WHAT TO DO — From the listing that follows, extract every line and set it down unaltered.

#####

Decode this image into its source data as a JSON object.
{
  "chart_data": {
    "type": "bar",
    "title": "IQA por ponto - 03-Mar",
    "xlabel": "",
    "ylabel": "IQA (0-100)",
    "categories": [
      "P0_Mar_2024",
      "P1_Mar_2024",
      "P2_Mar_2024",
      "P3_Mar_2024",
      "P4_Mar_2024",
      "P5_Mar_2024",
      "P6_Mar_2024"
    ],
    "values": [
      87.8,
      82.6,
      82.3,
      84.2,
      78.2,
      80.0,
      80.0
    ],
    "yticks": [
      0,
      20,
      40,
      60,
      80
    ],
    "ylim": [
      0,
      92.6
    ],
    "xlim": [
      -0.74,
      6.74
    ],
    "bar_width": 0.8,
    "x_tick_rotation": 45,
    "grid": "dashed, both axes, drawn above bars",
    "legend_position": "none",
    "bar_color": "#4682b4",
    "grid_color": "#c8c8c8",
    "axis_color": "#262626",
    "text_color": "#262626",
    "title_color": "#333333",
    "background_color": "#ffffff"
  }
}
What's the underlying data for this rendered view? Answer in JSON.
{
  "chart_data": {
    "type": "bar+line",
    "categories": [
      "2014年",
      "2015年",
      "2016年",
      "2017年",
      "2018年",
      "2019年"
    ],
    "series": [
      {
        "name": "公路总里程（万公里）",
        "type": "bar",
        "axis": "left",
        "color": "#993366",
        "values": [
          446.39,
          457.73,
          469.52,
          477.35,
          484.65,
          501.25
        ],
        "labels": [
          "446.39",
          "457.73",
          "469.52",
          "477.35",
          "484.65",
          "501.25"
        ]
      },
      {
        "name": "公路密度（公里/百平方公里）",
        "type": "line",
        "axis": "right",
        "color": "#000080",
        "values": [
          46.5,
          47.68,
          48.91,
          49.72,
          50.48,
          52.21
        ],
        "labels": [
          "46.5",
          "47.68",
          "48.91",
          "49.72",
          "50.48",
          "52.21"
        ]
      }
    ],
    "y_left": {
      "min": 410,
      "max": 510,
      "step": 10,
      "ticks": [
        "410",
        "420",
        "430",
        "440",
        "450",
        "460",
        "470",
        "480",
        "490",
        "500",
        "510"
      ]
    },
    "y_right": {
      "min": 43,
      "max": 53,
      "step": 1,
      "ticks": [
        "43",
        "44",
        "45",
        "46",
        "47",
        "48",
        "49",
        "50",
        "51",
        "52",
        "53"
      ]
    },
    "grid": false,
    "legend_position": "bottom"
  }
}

#####

RESULT FOR THIS EXERCISE —
Decode this image into its source data as a JSON object.
{
  "chart_data": {
    "type": "bar",
    "title": "IQA por ponto - 03-Mar",
    "xlabel": "",
    "ylabel": "IQA (0-100)",
    "categories": [
      "P0_Mar_2024",
      "P1_Mar_2024",
      "P2_Mar_2024",
      "P3_Mar_2024",
      "P4_Mar_2024",
      "P5_Mar_2024",
      "P6_Mar_2024"
    ],
    "values": [
      87.8,
      82.6,
      82.3,
      84.2,
      78.2,
      80.0,
      80.0
    ],
    "yticks": [
      0,
      20,
      40,
      60,
      80
    ],
    "ylim": [
      0,
      92.6
    ],
    "xlim": [
      -0.74,
      6.74
    ],
    "bar_width": 0.8,
    "x_tick_rotation": 45,
    "grid": "dashed, both axes, drawn above bars",
    "legend_position": "none",
    "bar_color": "#4682b4",
    "grid_color": "#c8c8c8",
    "axis_color": "#262626",
    "text_color": "#262626",
    "title_color": "#333333",
    "background_color": "#ffffff"
  }
}
What's the underlying data for this rendered view? Answer in JSON.
{
  "chart_data": {
    "type": "bar+line",
    "categories": [
      "2014年",
      "2015年",
      "2016年",
      "2017年",
      "2018年",
      "2019年"
    ],
    "series": [
      {
        "name": "公路总里程（万公里）",
        "type": "bar",
        "axis": "left",
        "color": "#993366",
        "values": [
          446.39,
          457.73,
          469.52,
          477.35,
          484.65,
          501.25
        ],
        "labels": [
          "446.39",
          "457.73",
          "469.52",
          "477.35",
          "484.65",
          "501.25"
        ]
      },
      {
        "name": "公路密度（公里/百平方公里）",
        "type": "line",
        "axis": "right",
        "color": "#000080",
        "values": [
          46.5,
          47.68,
          48.91,
          49.72,
          50.48,
          52.21
        ],
        "labels": [
          "46.5",
          "47.68",
          "48.91",
          "49.72",
          "50.48",
          "52.21"
        ]
      }
    ],
    "y_left": {
      "min": 410,
      "max": 510,
      "step": 10,
      "ticks": [
        "410",
        "420",
        "430",
        "440",
        "450",
        "460",
        "470",
        "480",
        "490",
        "500",
        "510"
      ]
    },
    "y_right": {
      "min": 43,
      "max": 53,
      "step": 1,
      "ticks": [
        "43",
        "44",
        "45",
        "46",
        "47",
        "48",
        "49",
        "50",
        "51",
        "52",
        "53"
      ]
    },
    "grid": false,
    "legend_position": "bottom"
  }
}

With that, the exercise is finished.